■ Given problem ■
The records below must be retyped exactly.

■ Provided information ■
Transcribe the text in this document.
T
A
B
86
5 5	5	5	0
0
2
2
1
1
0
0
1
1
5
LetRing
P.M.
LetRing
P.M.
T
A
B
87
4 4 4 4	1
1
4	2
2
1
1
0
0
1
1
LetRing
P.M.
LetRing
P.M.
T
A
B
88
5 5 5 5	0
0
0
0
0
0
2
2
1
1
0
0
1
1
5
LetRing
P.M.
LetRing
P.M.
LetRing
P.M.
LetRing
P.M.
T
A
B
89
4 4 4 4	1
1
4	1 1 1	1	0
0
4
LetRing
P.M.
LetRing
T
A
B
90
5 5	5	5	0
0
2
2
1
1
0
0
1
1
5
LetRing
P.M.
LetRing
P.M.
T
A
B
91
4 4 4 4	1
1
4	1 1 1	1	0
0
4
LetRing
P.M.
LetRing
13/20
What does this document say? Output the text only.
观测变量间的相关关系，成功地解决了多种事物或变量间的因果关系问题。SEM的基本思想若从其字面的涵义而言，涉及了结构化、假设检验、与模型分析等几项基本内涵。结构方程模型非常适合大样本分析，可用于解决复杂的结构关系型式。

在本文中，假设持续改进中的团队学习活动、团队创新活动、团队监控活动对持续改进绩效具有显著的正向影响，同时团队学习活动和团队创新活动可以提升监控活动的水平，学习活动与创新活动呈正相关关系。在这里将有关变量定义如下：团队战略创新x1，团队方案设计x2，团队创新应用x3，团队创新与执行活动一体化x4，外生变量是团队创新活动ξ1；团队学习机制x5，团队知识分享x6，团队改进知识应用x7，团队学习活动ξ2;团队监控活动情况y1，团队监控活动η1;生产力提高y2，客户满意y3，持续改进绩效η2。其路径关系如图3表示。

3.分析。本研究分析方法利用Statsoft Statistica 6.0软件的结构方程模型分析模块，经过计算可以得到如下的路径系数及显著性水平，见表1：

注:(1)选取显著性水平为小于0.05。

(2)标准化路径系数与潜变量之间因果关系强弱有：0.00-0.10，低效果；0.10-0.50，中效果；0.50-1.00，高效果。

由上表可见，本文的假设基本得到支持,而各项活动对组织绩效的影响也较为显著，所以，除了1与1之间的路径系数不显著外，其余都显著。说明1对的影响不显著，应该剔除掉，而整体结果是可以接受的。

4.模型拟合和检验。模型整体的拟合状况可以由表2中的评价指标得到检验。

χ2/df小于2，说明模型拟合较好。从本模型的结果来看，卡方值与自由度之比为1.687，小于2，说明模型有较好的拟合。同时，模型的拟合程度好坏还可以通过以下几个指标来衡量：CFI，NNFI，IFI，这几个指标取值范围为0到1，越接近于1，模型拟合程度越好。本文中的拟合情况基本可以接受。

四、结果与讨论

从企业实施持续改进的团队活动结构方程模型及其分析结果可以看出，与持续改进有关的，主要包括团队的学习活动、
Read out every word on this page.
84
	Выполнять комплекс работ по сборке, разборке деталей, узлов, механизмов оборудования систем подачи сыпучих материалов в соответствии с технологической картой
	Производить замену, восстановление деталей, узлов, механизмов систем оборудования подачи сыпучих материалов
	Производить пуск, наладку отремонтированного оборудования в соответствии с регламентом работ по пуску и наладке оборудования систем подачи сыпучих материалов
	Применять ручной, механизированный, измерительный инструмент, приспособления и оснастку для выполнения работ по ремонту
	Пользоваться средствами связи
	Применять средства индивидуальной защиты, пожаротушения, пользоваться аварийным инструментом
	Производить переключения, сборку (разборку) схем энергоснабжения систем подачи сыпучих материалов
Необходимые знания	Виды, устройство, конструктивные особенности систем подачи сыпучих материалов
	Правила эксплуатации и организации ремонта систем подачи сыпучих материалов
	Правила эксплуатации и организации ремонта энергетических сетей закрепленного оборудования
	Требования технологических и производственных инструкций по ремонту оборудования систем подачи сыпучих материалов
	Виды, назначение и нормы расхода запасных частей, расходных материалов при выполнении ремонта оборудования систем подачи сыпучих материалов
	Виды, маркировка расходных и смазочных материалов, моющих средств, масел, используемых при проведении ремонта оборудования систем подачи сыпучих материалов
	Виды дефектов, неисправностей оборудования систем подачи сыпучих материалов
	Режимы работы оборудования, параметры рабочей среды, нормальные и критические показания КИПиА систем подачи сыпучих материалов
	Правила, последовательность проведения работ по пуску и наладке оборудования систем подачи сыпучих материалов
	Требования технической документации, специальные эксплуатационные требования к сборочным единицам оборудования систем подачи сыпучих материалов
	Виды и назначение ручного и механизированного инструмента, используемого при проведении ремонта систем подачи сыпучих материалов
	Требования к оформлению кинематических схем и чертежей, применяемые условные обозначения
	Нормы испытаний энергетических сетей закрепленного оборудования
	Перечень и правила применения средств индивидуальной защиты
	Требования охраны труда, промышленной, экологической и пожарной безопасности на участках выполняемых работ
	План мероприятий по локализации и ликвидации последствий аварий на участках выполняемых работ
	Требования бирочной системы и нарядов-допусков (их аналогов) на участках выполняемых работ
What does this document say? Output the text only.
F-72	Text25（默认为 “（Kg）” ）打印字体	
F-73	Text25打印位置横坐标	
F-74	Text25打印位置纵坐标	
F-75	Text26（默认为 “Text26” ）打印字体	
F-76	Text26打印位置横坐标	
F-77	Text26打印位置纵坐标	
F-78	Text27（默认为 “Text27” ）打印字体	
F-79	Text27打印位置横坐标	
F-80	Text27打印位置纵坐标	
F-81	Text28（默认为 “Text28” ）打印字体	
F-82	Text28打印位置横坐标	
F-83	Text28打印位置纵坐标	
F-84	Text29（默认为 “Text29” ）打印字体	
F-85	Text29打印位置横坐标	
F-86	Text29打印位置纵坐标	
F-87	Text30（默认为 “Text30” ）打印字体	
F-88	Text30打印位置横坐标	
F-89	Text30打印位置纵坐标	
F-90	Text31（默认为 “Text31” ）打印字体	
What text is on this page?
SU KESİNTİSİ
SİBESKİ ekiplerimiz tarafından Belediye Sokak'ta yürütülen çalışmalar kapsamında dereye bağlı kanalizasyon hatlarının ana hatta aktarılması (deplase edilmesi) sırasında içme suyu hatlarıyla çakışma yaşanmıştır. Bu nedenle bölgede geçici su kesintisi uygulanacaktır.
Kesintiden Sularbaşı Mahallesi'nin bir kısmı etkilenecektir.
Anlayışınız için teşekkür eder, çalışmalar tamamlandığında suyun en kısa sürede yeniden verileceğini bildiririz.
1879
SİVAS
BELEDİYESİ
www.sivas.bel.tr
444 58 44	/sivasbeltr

■ Answer below ■
Transcribe the text in this document.
T
A
B
86
5 5	5	5	0
0
2
2
1
1
0
0
1
1
5
LetRing
P.M.
LetRing
P.M.
T
A
B
87
4 4 4 4	1
1
4	2
2
1
1
0
0
1
1
LetRing
P.M.
LetRing
P.M.
T
A
B
88
5 5 5 5	0
0
0
0
0
0
2
2
1
1
0
0
1
1
5
LetRing
P.M.
LetRing
P.M.
LetRing
P.M.
LetRing
P.M.
T
A
B
89
4 4 4 4	1
1
4	1 1 1	1	0
0
4
LetRing
P.M.
LetRing
T
A
B
90
5 5	5	5	0
0
2
2
1
1
0
0
1
1
5
LetRing
P.M.
LetRing
P.M.
T
A
B
91
4 4 4 4	1
1
4	1 1 1	1	0
0
4
LetRing
P.M.
LetRing
13/20
What does this document say? Output the text only.
观测变量间的相关关系，成功地解决了多种事物或变量间的因果关系问题。SEM的基本思想若从其字面的涵义而言，涉及了结构化、假设检验、与模型分析等几项基本内涵。结构方程模型非常适合大样本分析，可用于解决复杂的结构关系型式。

在本文中，假设持续改进中的团队学习活动、团队创新活动、团队监控活动对持续改进绩效具有显著的正向影响，同时团队学习活动和团队创新活动可以提升监控活动的水平，学习活动与创新活动呈正相关关系。在这里将有关变量定义如下：团队战略创新x1，团队方案设计x2，团队创新应用x3，团队创新与执行活动一体化x4，外生变量是团队创新活动ξ1；团队学习机制x5，团队知识分享x6，团队改进知识应用x7，团队学习活动ξ2;团队监控活动情况y1，团队监控活动η1;生产力提高y2，客户满意y3，持续改进绩效η2。其路径关系如图3表示。

3.分析。本研究分析方法利用Statsoft Statistica 6.0软件的结构方程模型分析模块，经过计算可以得到如下的路径系数及显著性水平，见表1：

注:(1)选取显著性水平为小于0.05。

(2)标准化路径系数与潜变量之间因果关系强弱有：0.00-0.10，低效果；0.10-0.50，中效果；0.50-1.00，高效果。

由上表可见，本文的假设基本得到支持,而各项活动对组织绩效的影响也较为显著，所以，除了1与1之间的路径系数不显著外，其余都显著。说明1对的影响不显著，应该剔除掉，而整体结果是可以接受的。

4.模型拟合和检验。模型整体的拟合状况可以由表2中的评价指标得到检验。

χ2/df小于2，说明模型拟合较好。从本模型的结果来看，卡方值与自由度之比为1.687，小于2，说明模型有较好的拟合。同时，模型的拟合程度好坏还可以通过以下几个指标来衡量：CFI，NNFI，IFI，这几个指标取值范围为0到1，越接近于1，模型拟合程度越好。本文中的拟合情况基本可以接受。

四、结果与讨论

从企业实施持续改进的团队活动结构方程模型及其分析结果可以看出，与持续改进有关的，主要包括团队的学习活动、
Read out every word on this page.
84
	Выполнять комплекс работ по сборке, разборке деталей, узлов, механизмов оборудования систем подачи сыпучих материалов в соответствии с технологической картой
	Производить замену, восстановление деталей, узлов, механизмов систем оборудования подачи сыпучих материалов
	Производить пуск, наладку отремонтированного оборудования в соответствии с регламентом работ по пуску и наладке оборудования систем подачи сыпучих материалов
	Применять ручной, механизированный, измерительный инструмент, приспособления и оснастку для выполнения работ по ремонту
	Пользоваться средствами связи
	Применять средства индивидуальной защиты, пожаротушения, пользоваться аварийным инструментом
	Производить переключения, сборку (разборку) схем энергоснабжения систем подачи сыпучих материалов
Необходимые знания	Виды, устройство, конструктивные особенности систем подачи сыпучих материалов
	Правила эксплуатации и организации ремонта систем подачи сыпучих материалов
	Правила эксплуатации и организации ремонта энергетических сетей закрепленного оборудования
	Требования технологических и производственных инструкций по ремонту оборудования систем подачи сыпучих материалов
	Виды, назначение и нормы расхода запасных частей, расходных материалов при выполнении ремонта оборудования систем подачи сыпучих материалов
	Виды, маркировка расходных и смазочных материалов, моющих средств, масел, используемых при проведении ремонта оборудования систем подачи сыпучих материалов
	Виды дефектов, неисправностей оборудования систем подачи сыпучих материалов
	Режимы работы оборудования, параметры рабочей среды, нормальные и критические показания КИПиА систем подачи сыпучих материалов
	Правила, последовательность проведения работ по пуску и наладке оборудования систем подачи сыпучих материалов
	Требования технической документации, специальные эксплуатационные требования к сборочным единицам оборудования систем подачи сыпучих материалов
	Виды и назначение ручного и механизированного инструмента, используемого при проведении ремонта систем подачи сыпучих материалов
	Требования к оформлению кинематических схем и чертежей, применяемые условные обозначения
	Нормы испытаний энергетических сетей закрепленного оборудования
	Перечень и правила применения средств индивидуальной защиты
	Требования охраны труда, промышленной, экологической и пожарной безопасности на участках выполняемых работ
	План мероприятий по локализации и ликвидации последствий аварий на участках выполняемых работ
	Требования бирочной системы и нарядов-допусков (их аналогов) на участках выполняемых работ
What does this document say? Output the text only.
F-72	Text25（默认为 “（Kg）” ）打印字体	
F-73	Text25打印位置横坐标	
F-74	Text25打印位置纵坐标	
F-75	Text26（默认为 “Text26” ）打印字体	
F-76	Text26打印位置横坐标	
F-77	Text26打印位置纵坐标	
F-78	Text27（默认为 “Text27” ）打印字体	
F-79	Text27打印位置横坐标	
F-80	Text27打印位置纵坐标	
F-81	Text28（默认为 “Text28” ）打印字体	
F-82	Text28打印位置横坐标	
F-83	Text28打印位置纵坐标	
F-84	Text29（默认为 “Text29” ）打印字体	
F-85	Text29打印位置横坐标	
F-86	Text29打印位置纵坐标	
F-87	Text30（默认为 “Text30” ）打印字体	
F-88	Text30打印位置横坐标	
F-89	Text30打印位置纵坐标	
F-90	Text31（默认为 “Text31” ）打印字体	
What text is on this page?
SU KESİNTİSİ
SİBESKİ ekiplerimiz tarafından Belediye Sokak'ta yürütülen çalışmalar kapsamında dereye bağlı kanalizasyon hatlarının ana hatta aktarılması (deplase edilmesi) sırasında içme suyu hatlarıyla çakışma yaşanmıştır. Bu nedenle bölgede geçici su kesintisi uygulanacaktır.
Kesintiden Sularbaşı Mahallesi'nin bir kısmı etkilenecektir.
Anlayışınız için teşekkür eder, çalışmalar tamamlandığında suyun en kısa sürede yeniden verileceğini bildiririz.
1879
SİVAS
BELEDİYESİ
www.sivas.bel.tr
444 58 44	/sivasbeltr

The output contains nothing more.